### THE REQUEST
Rewrite every one of these records so that "visual elements" becomes "interface elements", keeping everything else the same.

--- Start INFORMATION GIVEN ---

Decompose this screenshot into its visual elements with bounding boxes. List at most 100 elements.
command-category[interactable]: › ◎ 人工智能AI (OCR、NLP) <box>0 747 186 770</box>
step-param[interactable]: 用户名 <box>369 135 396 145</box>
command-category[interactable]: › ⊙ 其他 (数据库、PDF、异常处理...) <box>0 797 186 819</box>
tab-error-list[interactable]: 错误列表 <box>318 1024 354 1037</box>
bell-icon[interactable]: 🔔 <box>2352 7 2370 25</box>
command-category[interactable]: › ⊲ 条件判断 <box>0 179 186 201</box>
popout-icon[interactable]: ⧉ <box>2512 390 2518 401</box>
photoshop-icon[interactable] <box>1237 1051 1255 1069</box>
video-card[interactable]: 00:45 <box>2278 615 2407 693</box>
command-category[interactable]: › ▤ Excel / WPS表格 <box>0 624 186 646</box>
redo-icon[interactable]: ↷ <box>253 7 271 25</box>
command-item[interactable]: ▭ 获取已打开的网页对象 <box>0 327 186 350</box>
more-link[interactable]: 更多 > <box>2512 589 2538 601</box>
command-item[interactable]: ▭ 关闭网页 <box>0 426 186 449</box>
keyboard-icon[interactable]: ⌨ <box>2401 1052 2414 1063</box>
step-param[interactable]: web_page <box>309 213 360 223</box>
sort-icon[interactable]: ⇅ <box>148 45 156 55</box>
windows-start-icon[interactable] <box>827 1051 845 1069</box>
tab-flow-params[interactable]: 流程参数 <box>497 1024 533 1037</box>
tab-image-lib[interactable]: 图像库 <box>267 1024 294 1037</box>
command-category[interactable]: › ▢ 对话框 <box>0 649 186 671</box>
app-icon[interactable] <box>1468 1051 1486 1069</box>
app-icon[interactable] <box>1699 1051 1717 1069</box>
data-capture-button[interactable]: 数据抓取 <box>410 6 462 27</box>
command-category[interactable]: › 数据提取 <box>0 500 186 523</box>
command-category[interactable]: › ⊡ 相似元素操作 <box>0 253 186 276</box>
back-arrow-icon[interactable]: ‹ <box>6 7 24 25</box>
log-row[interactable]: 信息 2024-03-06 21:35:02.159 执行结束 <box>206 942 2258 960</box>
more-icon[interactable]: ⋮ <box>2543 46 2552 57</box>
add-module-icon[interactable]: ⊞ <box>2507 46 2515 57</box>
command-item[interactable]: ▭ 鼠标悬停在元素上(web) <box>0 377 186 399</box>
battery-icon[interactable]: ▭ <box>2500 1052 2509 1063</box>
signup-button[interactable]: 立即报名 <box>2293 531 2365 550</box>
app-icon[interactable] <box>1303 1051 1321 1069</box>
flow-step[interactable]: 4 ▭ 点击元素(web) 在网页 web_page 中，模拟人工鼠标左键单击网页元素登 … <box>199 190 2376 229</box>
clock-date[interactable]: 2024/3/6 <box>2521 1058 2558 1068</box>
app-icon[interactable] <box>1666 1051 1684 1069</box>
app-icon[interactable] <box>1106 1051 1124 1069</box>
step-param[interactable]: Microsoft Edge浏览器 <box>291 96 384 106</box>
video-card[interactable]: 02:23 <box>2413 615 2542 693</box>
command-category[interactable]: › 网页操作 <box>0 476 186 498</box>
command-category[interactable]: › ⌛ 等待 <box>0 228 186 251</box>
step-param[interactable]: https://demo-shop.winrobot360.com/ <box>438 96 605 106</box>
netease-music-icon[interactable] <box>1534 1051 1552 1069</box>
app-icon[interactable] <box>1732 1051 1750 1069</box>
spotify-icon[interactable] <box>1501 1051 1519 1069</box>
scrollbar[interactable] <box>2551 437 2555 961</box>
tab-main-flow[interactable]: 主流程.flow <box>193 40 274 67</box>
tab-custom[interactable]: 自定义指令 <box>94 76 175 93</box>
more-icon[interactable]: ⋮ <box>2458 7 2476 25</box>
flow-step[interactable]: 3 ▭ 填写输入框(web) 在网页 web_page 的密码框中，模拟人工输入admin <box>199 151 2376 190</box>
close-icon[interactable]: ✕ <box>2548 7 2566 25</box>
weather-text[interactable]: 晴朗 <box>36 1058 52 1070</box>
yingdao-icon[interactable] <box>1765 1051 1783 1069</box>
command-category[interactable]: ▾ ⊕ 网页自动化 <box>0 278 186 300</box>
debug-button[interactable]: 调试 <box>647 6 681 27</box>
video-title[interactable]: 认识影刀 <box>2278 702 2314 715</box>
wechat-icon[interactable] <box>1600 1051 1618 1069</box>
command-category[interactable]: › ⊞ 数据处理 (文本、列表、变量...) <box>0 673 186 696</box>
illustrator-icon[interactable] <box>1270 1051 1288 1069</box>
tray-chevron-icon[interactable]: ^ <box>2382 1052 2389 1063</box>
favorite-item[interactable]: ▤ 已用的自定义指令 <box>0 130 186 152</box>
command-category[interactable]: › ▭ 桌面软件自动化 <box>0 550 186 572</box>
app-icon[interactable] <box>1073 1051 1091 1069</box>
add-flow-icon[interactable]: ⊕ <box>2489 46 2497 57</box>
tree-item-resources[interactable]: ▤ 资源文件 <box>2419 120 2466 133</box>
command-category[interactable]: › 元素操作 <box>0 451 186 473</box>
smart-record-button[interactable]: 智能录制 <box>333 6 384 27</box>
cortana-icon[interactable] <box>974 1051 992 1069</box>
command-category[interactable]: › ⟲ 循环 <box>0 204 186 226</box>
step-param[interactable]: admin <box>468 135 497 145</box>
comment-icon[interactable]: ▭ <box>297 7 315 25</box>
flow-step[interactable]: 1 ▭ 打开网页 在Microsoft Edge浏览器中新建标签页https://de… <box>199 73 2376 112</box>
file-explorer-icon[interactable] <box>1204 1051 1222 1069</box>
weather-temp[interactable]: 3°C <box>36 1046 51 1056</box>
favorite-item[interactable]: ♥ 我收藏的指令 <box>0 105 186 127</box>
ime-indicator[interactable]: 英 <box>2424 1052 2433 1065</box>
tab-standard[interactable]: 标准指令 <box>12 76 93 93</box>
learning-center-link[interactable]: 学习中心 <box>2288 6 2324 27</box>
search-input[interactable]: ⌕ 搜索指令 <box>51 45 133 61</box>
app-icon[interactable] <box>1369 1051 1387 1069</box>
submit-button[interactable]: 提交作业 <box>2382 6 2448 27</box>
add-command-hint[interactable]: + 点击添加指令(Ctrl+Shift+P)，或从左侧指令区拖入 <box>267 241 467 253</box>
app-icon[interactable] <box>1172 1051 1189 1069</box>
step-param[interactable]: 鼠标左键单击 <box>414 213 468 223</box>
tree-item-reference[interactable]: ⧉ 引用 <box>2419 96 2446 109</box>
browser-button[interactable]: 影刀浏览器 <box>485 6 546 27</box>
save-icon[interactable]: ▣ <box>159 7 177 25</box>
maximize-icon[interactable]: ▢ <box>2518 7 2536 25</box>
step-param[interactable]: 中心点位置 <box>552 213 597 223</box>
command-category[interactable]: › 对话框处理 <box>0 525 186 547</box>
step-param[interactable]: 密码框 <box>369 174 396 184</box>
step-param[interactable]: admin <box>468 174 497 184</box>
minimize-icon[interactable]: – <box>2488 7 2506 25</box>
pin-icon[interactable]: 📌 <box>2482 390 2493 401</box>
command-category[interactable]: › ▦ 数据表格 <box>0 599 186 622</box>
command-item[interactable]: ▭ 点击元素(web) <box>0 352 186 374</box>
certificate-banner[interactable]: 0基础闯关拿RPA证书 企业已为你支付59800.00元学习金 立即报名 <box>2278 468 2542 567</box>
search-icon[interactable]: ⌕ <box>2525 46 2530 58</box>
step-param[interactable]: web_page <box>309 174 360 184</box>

--- End INFORMATION GIVEN ---

### SOLUTION
Decompose this screenshot into its interface elements with bounding boxes. List at most 100 elements.
command-category[interactable]: › ◎ 人工智能AI (OCR、NLP) <box>0 747 186 770</box>
step-param[interactable]: 用户名 <box>369 135 396 145</box>
command-category[interactable]: › ⊙ 其他 (数据库、PDF、异常处理...) <box>0 797 186 819</box>
tab-error-list[interactable]: 错误列表 <box>318 1024 354 1037</box>
bell-icon[interactable]: 🔔 <box>2352 7 2370 25</box>
command-category[interactable]: › ⊲ 条件判断 <box>0 179 186 201</box>
popout-icon[interactable]: ⧉ <box>2512 390 2518 401</box>
photoshop-icon[interactable] <box>1237 1051 1255 1069</box>
video-card[interactable]: 00:45 <box>2278 615 2407 693</box>
command-category[interactable]: › ▤ Excel / WPS表格 <box>0 624 186 646</box>
redo-icon[interactable]: ↷ <box>253 7 271 25</box>
command-item[interactable]: ▭ 获取已打开的网页对象 <box>0 327 186 350</box>
more-link[interactable]: 更多 > <box>2512 589 2538 601</box>
command-item[interactable]: ▭ 关闭网页 <box>0 426 186 449</box>
keyboard-icon[interactable]: ⌨ <box>2401 1052 2414 1063</box>
step-param[interactable]: web_page <box>309 213 360 223</box>
sort-icon[interactable]: ⇅ <box>148 45 156 55</box>
windows-start-icon[interactable] <box>827 1051 845 1069</box>
tab-flow-params[interactable]: 流程参数 <box>497 1024 533 1037</box>
tab-image-lib[interactable]: 图像库 <box>267 1024 294 1037</box>
command-category[interactable]: › ▢ 对话框 <box>0 649 186 671</box>
app-icon[interactable] <box>1468 1051 1486 1069</box>
app-icon[interactable] <box>1699 1051 1717 1069</box>
data-capture-button[interactable]: 数据抓取 <box>410 6 462 27</box>
command-category[interactable]: › 数据提取 <box>0 500 186 523</box>
command-category[interactable]: › ⊡ 相似元素操作 <box>0 253 186 276</box>
back-arrow-icon[interactable]: ‹ <box>6 7 24 25</box>
log-row[interactable]: 信息 2024-03-06 21:35:02.159 执行结束 <box>206 942 2258 960</box>
more-icon[interactable]: ⋮ <box>2543 46 2552 57</box>
add-module-icon[interactable]: ⊞ <box>2507 46 2515 57</box>
command-item[interactable]: ▭ 鼠标悬停在元素上(web) <box>0 377 186 399</box>
battery-icon[interactable]: ▭ <box>2500 1052 2509 1063</box>
signup-button[interactable]: 立即报名 <box>2293 531 2365 550</box>
app-icon[interactable] <box>1303 1051 1321 1069</box>
flow-step[interactable]: 4 ▭ 点击元素(web) 在网页 web_page 中，模拟人工鼠标左键单击网页元素登 … <box>199 190 2376 229</box>
clock-date[interactable]: 2024/3/6 <box>2521 1058 2558 1068</box>
app-icon[interactable] <box>1666 1051 1684 1069</box>
app-icon[interactable] <box>1106 1051 1124 1069</box>
step-param[interactable]: Microsoft Edge浏览器 <box>291 96 384 106</box>
video-card[interactable]: 02:23 <box>2413 615 2542 693</box>
command-category[interactable]: › 网页操作 <box>0 476 186 498</box>
command-category[interactable]: › ⌛ 等待 <box>0 228 186 251</box>
step-param[interactable]: https://demo-shop.winrobot360.com/ <box>438 96 605 106</box>
netease-music-icon[interactable] <box>1534 1051 1552 1069</box>
app-icon[interactable] <box>1732 1051 1750 1069</box>
spotify-icon[interactable] <box>1501 1051 1519 1069</box>
scrollbar[interactable] <box>2551 437 2555 961</box>
tab-main-flow[interactable]: 主流程.flow <box>193 40 274 67</box>
tab-custom[interactable]: 自定义指令 <box>94 76 175 93</box>
more-icon[interactable]: ⋮ <box>2458 7 2476 25</box>
flow-step[interactable]: 3 ▭ 填写输入框(web) 在网页 web_page 的密码框中，模拟人工输入admin <box>199 151 2376 190</box>
close-icon[interactable]: ✕ <box>2548 7 2566 25</box>
weather-text[interactable]: 晴朗 <box>36 1058 52 1070</box>
yingdao-icon[interactable] <box>1765 1051 1783 1069</box>
command-category[interactable]: ▾ ⊕ 网页自动化 <box>0 278 186 300</box>
debug-button[interactable]: 调试 <box>647 6 681 27</box>
video-title[interactable]: 认识影刀 <box>2278 702 2314 715</box>
wechat-icon[interactable] <box>1600 1051 1618 1069</box>
command-category[interactable]: › ⊞ 数据处理 (文本、列表、变量...) <box>0 673 186 696</box>
illustrator-icon[interactable] <box>1270 1051 1288 1069</box>
tray-chevron-icon[interactable]: ^ <box>2382 1052 2389 1063</box>
favorite-item[interactable]: ▤ 已用的自定义指令 <box>0 130 186 152</box>
command-category[interactable]: › ▭ 桌面软件自动化 <box>0 550 186 572</box>
app-icon[interactable] <box>1073 1051 1091 1069</box>
add-flow-icon[interactable]: ⊕ <box>2489 46 2497 57</box>
tree-item-resources[interactable]: ▤ 资源文件 <box>2419 120 2466 133</box>
command-category[interactable]: › 元素操作 <box>0 451 186 473</box>
smart-record-button[interactable]: 智能录制 <box>333 6 384 27</box>
cortana-icon[interactable] <box>974 1051 992 1069</box>
command-category[interactable]: › ⟲ 循环 <box>0 204 186 226</box>
step-param[interactable]: admin <box>468 135 497 145</box>
comment-icon[interactable]: ▭ <box>297 7 315 25</box>
flow-step[interactable]: 1 ▭ 打开网页 在Microsoft Edge浏览器中新建标签页https://de… <box>199 73 2376 112</box>
file-explorer-icon[interactable] <box>1204 1051 1222 1069</box>
weather-temp[interactable]: 3°C <box>36 1046 51 1056</box>
favorite-item[interactable]: ♥ 我收藏的指令 <box>0 105 186 127</box>
ime-indicator[interactable]: 英 <box>2424 1052 2433 1065</box>
tab-standard[interactable]: 标准指令 <box>12 76 93 93</box>
learning-center-link[interactable]: 学习中心 <box>2288 6 2324 27</box>
search-input[interactable]: ⌕ 搜索指令 <box>51 45 133 61</box>
app-icon[interactable] <box>1369 1051 1387 1069</box>
submit-button[interactable]: 提交作业 <box>2382 6 2448 27</box>
add-command-hint[interactable]: + 点击添加指令(Ctrl+Shift+P)，或从左侧指令区拖入 <box>267 241 467 253</box>
app-icon[interactable] <box>1172 1051 1189 1069</box>
step-param[interactable]: 鼠标左键单击 <box>414 213 468 223</box>
tree-item-reference[interactable]: ⧉ 引用 <box>2419 96 2446 109</box>
browser-button[interactable]: 影刀浏览器 <box>485 6 546 27</box>
save-icon[interactable]: ▣ <box>159 7 177 25</box>
maximize-icon[interactable]: ▢ <box>2518 7 2536 25</box>
step-param[interactable]: 中心点位置 <box>552 213 597 223</box>
command-category[interactable]: › 对话框处理 <box>0 525 186 547</box>
step-param[interactable]: 密码框 <box>369 174 396 184</box>
step-param[interactable]: admin <box>468 174 497 184</box>
minimize-icon[interactable]: – <box>2488 7 2506 25</box>
pin-icon[interactable]: 📌 <box>2482 390 2493 401</box>
command-category[interactable]: › ▦ 数据表格 <box>0 599 186 622</box>
command-item[interactable]: ▭ 点击元素(web) <box>0 352 186 374</box>
certificate-banner[interactable]: 0基础闯关拿RPA证书 企业已为你支付59800.00元学习金 立即报名 <box>2278 468 2542 567</box>
search-icon[interactable]: ⌕ <box>2525 46 2530 58</box>
step-param[interactable]: web_page <box>309 174 360 184</box>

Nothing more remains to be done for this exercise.